## WORK INSTRUCTIONS
Show, in full, each line of the data that contains "JSON".

- - - - -

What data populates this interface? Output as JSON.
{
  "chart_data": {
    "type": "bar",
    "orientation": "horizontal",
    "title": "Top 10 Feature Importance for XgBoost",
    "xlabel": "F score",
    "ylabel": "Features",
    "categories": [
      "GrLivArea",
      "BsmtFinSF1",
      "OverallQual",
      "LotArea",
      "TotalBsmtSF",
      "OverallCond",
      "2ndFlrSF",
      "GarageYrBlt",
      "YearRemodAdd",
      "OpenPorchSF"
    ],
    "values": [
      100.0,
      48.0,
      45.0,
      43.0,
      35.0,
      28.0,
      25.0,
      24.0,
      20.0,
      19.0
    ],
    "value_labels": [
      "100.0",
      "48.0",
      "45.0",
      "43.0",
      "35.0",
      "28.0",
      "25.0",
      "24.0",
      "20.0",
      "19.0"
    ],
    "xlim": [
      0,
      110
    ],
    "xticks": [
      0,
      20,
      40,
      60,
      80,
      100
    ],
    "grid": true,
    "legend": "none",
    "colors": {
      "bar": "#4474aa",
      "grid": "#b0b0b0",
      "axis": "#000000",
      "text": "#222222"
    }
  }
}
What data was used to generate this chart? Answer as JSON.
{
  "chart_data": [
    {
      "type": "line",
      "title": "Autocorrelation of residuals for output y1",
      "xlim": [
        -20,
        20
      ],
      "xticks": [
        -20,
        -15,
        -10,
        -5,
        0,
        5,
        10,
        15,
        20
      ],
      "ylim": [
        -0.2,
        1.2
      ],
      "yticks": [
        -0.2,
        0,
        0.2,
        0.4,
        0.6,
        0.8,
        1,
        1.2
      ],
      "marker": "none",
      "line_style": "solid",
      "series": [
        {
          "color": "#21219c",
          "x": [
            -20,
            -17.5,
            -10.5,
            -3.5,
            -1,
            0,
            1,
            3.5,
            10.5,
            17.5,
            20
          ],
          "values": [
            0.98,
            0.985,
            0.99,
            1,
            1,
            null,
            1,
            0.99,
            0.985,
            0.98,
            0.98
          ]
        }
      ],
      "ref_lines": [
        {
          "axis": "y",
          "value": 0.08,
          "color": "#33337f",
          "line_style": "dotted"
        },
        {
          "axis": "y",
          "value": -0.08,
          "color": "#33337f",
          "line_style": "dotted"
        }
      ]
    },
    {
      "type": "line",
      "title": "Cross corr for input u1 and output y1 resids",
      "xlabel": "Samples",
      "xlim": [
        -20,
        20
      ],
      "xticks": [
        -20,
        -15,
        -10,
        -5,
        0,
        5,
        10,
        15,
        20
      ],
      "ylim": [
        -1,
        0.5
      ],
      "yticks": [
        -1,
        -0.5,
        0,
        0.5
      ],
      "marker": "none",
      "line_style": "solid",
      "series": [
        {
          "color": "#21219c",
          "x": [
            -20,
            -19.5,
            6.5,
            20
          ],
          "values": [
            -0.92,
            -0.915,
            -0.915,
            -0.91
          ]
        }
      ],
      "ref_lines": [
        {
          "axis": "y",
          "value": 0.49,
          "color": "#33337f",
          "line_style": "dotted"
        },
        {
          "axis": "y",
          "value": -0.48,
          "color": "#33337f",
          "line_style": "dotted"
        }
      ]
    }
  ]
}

- - - - -

## SOLUTION BELOW
What data populates this interface? Output as JSON.
What data was used to generate this chart? Answer as JSON.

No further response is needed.